- [DIRECTION]:
Show all lines from the data that include the word "icon".

- [Data records]:
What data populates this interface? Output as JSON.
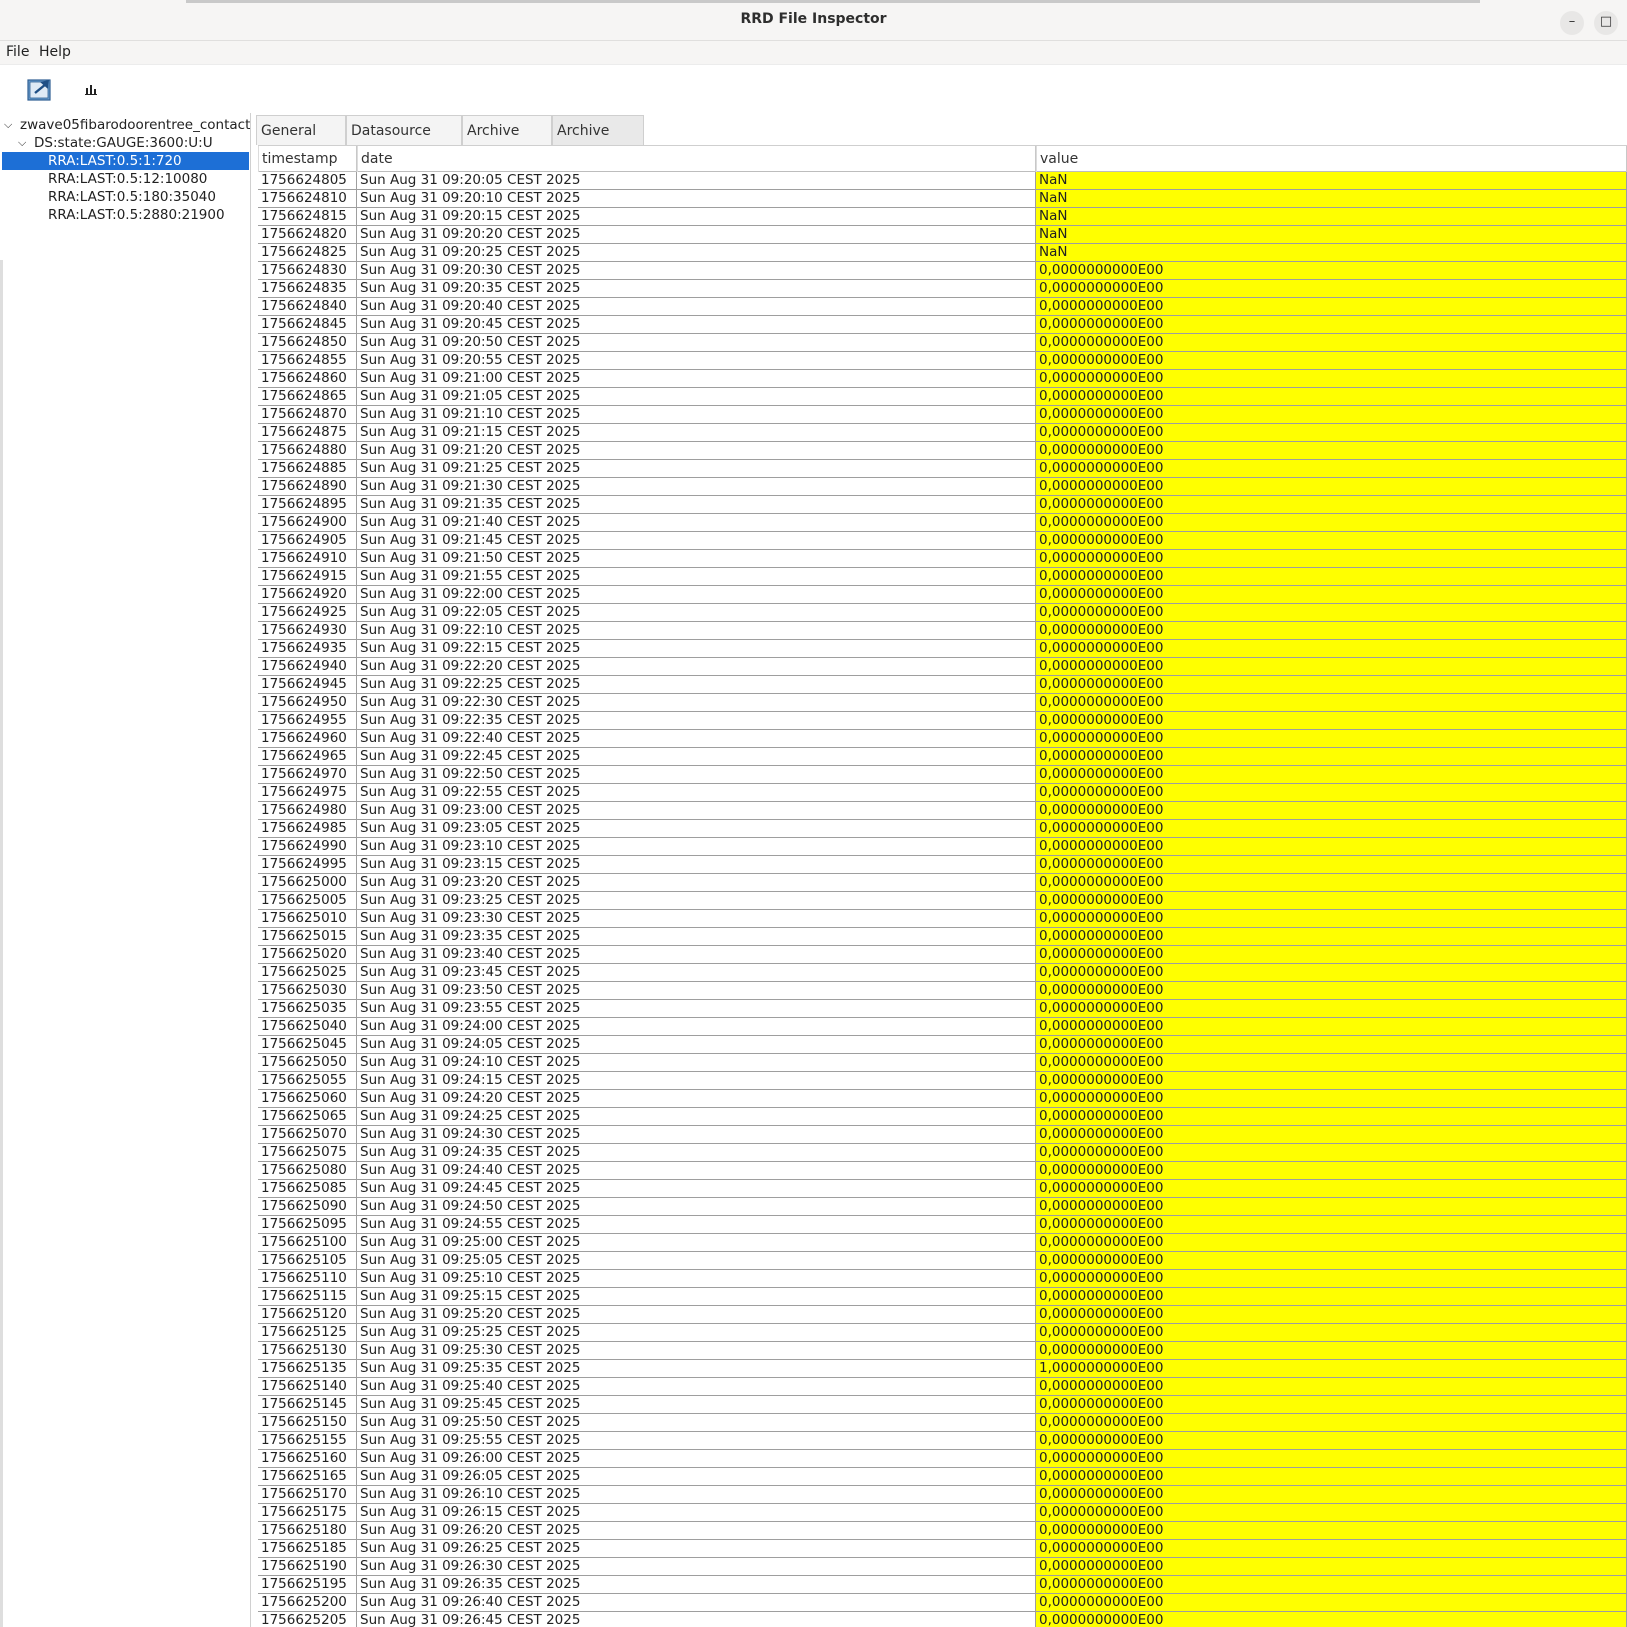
{
  "window": {
    "title": "RRD File Inspector",
    "minimize_glyph": "–",
    "maximize_glyph": "□"
  },
  "menu": {
    "file": "File",
    "help": "Help"
  },
  "toolbar": {
    "open_icon": "open-file-icon",
    "chart_icon": "bar-chart-icon"
  },
  "tree": {
    "root": "zwave05fibarodoorentree_contact",
    "ds": "DS:state:GAUGE:3600:U:U",
    "rras": [
      "RRA:LAST:0.5:1:720",
      "RRA:LAST:0.5:12:10080",
      "RRA:LAST:0.5:180:35040",
      "RRA:LAST:0.5:2880:21900"
    ],
    "selected_index": 0
  },
  "tabs": [
    "General info",
    "Datasource info",
    "Archive info",
    "Archive data"
  ],
  "active_tab": 3,
  "table": {
    "columns": [
      "timestamp",
      "date",
      "value"
    ],
    "value_highlight": "#ffff00",
    "rows": [
      [
        "1756624805",
        "Sun Aug 31 09:20:05 CEST 2025",
        "NaN"
      ],
      [
        "1756624810",
        "Sun Aug 31 09:20:10 CEST 2025",
        "NaN"
      ],
      [
        "1756624815",
        "Sun Aug 31 09:20:15 CEST 2025",
        "NaN"
      ],
      [
        "1756624820",
        "Sun Aug 31 09:20:20 CEST 2025",
        "NaN"
      ],
      [
        "1756624825",
        "Sun Aug 31 09:20:25 CEST 2025",
        "NaN"
      ],
      [
        "1756624830",
        "Sun Aug 31 09:20:30 CEST 2025",
        "0,0000000000E00"
      ],
      [
        "1756624835",
        "Sun Aug 31 09:20:35 CEST 2025",
        "0,0000000000E00"
      ],
      [
        "1756624840",
        "Sun Aug 31 09:20:40 CEST 2025",
        "0,0000000000E00"
      ],
      [
        "1756624845",
        "Sun Aug 31 09:20:45 CEST 2025",
        "0,0000000000E00"
      ],
      [
        "1756624850",
        "Sun Aug 31 09:20:50 CEST 2025",
        "0,0000000000E00"
      ],
      [
        "1756624855",
        "Sun Aug 31 09:20:55 CEST 2025",
        "0,0000000000E00"
      ],
      [
        "1756624860",
        "Sun Aug 31 09:21:00 CEST 2025",
        "0,0000000000E00"
      ],
      [
        "1756624865",
        "Sun Aug 31 09:21:05 CEST 2025",
        "0,0000000000E00"
      ],
      [
        "1756624870",
        "Sun Aug 31 09:21:10 CEST 2025",
        "0,0000000000E00"
      ],
      [
        "1756624875",
        "Sun Aug 31 09:21:15 CEST 2025",
        "0,0000000000E00"
      ],
      [
        "1756624880",
        "Sun Aug 31 09:21:20 CEST 2025",
        "0,0000000000E00"
      ],
      [
        "1756624885",
        "Sun Aug 31 09:21:25 CEST 2025",
        "0,0000000000E00"
      ],
      [
        "1756624890",
        "Sun Aug 31 09:21:30 CEST 2025",
        "0,0000000000E00"
      ],
      [
        "1756624895",
        "Sun Aug 31 09:21:35 CEST 2025",
        "0,0000000000E00"
      ],
      [
        "1756624900",
        "Sun Aug 31 09:21:40 CEST 2025",
        "0,0000000000E00"
      ],
      [
        "1756624905",
        "Sun Aug 31 09:21:45 CEST 2025",
        "0,0000000000E00"
      ],
      [
        "1756624910",
        "Sun Aug 31 09:21:50 CEST 2025",
        "0,0000000000E00"
      ],
      [
        "1756624915",
        "Sun Aug 31 09:21:55 CEST 2025",
        "0,0000000000E00"
      ],
      [
        "1756624920",
        "Sun Aug 31 09:22:00 CEST 2025",
        "0,0000000000E00"
      ],
      [
        "1756624925",
        "Sun Aug 31 09:22:05 CEST 2025",
        "0,0000000000E00"
      ],
      [
        "1756624930",
        "Sun Aug 31 09:22:10 CEST 2025",
        "0,0000000000E00"
      ],
      [
        "1756624935",
        "Sun Aug 31 09:22:15 CEST 2025",
        "0,0000000000E00"
      ],
      [
        "1756624940",
        "Sun Aug 31 09:22:20 CEST 2025",
        "0,0000000000E00"
      ],
      [
        "1756624945",
        "Sun Aug 31 09:22:25 CEST 2025",
        "0,0000000000E00"
      ],
      [
        "1756624950",
        "Sun Aug 31 09:22:30 CEST 2025",
        "0,0000000000E00"
      ],
      [
        "1756624955",
        "Sun Aug 31 09:22:35 CEST 2025",
        "0,0000000000E00"
      ],
      [
        "1756624960",
        "Sun Aug 31 09:22:40 CEST 2025",
        "0,0000000000E00"
      ],
      [
        "1756624965",
        "Sun Aug 31 09:22:45 CEST 2025",
        "0,0000000000E00"
      ],
      [
        "1756624970",
        "Sun Aug 31 09:22:50 CEST 2025",
        "0,0000000000E00"
      ],
      [
        "1756624975",
        "Sun Aug 31 09:22:55 CEST 2025",
        "0,0000000000E00"
      ],
      [
        "1756624980",
        "Sun Aug 31 09:23:00 CEST 2025",
        "0,0000000000E00"
      ],
      [
        "1756624985",
        "Sun Aug 31 09:23:05 CEST 2025",
        "0,0000000000E00"
      ],
      [
        "1756624990",
        "Sun Aug 31 09:23:10 CEST 2025",
        "0,0000000000E00"
      ],
      [
        "1756624995",
        "Sun Aug 31 09:23:15 CEST 2025",
        "0,0000000000E00"
      ],
      [
        "1756625000",
        "Sun Aug 31 09:23:20 CEST 2025",
        "0,0000000000E00"
      ],
      [
        "1756625005",
        "Sun Aug 31 09:23:25 CEST 2025",
        "0,0000000000E00"
      ],
      [
        "1756625010",
        "Sun Aug 31 09:23:30 CEST 2025",
        "0,0000000000E00"
      ],
      [
        "1756625015",
        "Sun Aug 31 09:23:35 CEST 2025",
        "0,0000000000E00"
      ],
      [
        "1756625020",
        "Sun Aug 31 09:23:40 CEST 2025",
        "0,0000000000E00"
      ],
      [
        "1756625025",
        "Sun Aug 31 09:23:45 CEST 2025",
        "0,0000000000E00"
      ],
      [
        "1756625030",
        "Sun Aug 31 09:23:50 CEST 2025",
        "0,0000000000E00"
      ],
      [
        "1756625035",
        "Sun Aug 31 09:23:55 CEST 2025",
        "0,0000000000E00"
      ],
      [
        "1756625040",
        "Sun Aug 31 09:24:00 CEST 2025",
        "0,0000000000E00"
      ],
      [
        "1756625045",
        "Sun Aug 31 09:24:05 CEST 2025",
        "0,0000000000E00"
      ],
      [
        "1756625050",
        "Sun Aug 31 09:24:10 CEST 2025",
        "0,0000000000E00"
      ],
      [
        "1756625055",
        "Sun Aug 31 09:24:15 CEST 2025",
        "0,0000000000E00"
      ],
      [
        "1756625060",
        "Sun Aug 31 09:24:20 CEST 2025",
        "0,0000000000E00"
      ],
      [
        "1756625065",
        "Sun Aug 31 09:24:25 CEST 2025",
        "0,0000000000E00"
      ],
      [
        "1756625070",
        "Sun Aug 31 09:24:30 CEST 2025",
        "0,0000000000E00"
      ],
      [
        "1756625075",
        "Sun Aug 31 09:24:35 CEST 2025",
        "0,0000000000E00"
      ],
      [
        "1756625080",
        "Sun Aug 31 09:24:40 CEST 2025",
        "0,0000000000E00"
      ],
      [
        "1756625085",
        "Sun Aug 31 09:24:45 CEST 2025",
        "0,0000000000E00"
      ],
      [
        "1756625090",
        "Sun Aug 31 09:24:50 CEST 2025",
        "0,0000000000E00"
      ],
      [
        "1756625095",
        "Sun Aug 31 09:24:55 CEST 2025",
        "0,0000000000E00"
      ],
      [
        "1756625100",
        "Sun Aug 31 09:25:00 CEST 2025",
        "0,0000000000E00"
      ],
      [
        "1756625105",
        "Sun Aug 31 09:25:05 CEST 2025",
        "0,0000000000E00"
      ],
      [
        "1756625110",
        "Sun Aug 31 09:25:10 CEST 2025",
        "0,0000000000E00"
      ],
      [
        "1756625115",
        "Sun Aug 31 09:25:15 CEST 2025",
        "0,0000000000E00"
      ],
      [
        "1756625120",
        "Sun Aug 31 09:25:20 CEST 2025",
        "0,0000000000E00"
      ],
      [
        "1756625125",
        "Sun Aug 31 09:25:25 CEST 2025",
        "0,0000000000E00"
      ],
      [
        "1756625130",
        "Sun Aug 31 09:25:30 CEST 2025",
        "0,0000000000E00"
      ],
      [
        "1756625135",
        "Sun Aug 31 09:25:35 CEST 2025",
        "1,0000000000E00"
      ],
      [
        "1756625140",
        "Sun Aug 31 09:25:40 CEST 2025",
        "0,0000000000E00"
      ],
      [
        "1756625145",
        "Sun Aug 31 09:25:45 CEST 2025",
        "0,0000000000E00"
      ],
      [
        "1756625150",
        "Sun Aug 31 09:25:50 CEST 2025",
        "0,0000000000E00"
      ],
      [
        "1756625155",
        "Sun Aug 31 09:25:55 CEST 2025",
        "0,0000000000E00"
      ],
      [
        "1756625160",
        "Sun Aug 31 09:26:00 CEST 2025",
        "0,0000000000E00"
      ],
      [
        "1756625165",
        "Sun Aug 31 09:26:05 CEST 2025",
        "0,0000000000E00"
      ],
      [
        "1756625170",
        "Sun Aug 31 09:26:10 CEST 2025",
        "0,0000000000E00"
      ],
      [
        "1756625175",
        "Sun Aug 31 09:26:15 CEST 2025",
        "0,0000000000E00"
      ],
      [
        "1756625180",
        "Sun Aug 31 09:26:20 CEST 2025",
        "0,0000000000E00"
      ],
      [
        "1756625185",
        "Sun Aug 31 09:26:25 CEST 2025",
        "0,0000000000E00"
      ],
      [
        "1756625190",
        "Sun Aug 31 09:26:30 CEST 2025",
        "0,0000000000E00"
      ],
      [
        "1756625195",
        "Sun Aug 31 09:26:35 CEST 2025",
        "0,0000000000E00"
      ],
      [
        "1756625200",
        "Sun Aug 31 09:26:40 CEST 2025",
        "0,0000000000E00"
      ],
      [
        "1756625205",
        "Sun Aug 31 09:26:45 CEST 2025",
        "0,0000000000E00"
      ]
    ]
  }
}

- [TASK ANSWER]:
    "open_icon": "open-file-icon",
    "chart_icon": "bar-chart-icon"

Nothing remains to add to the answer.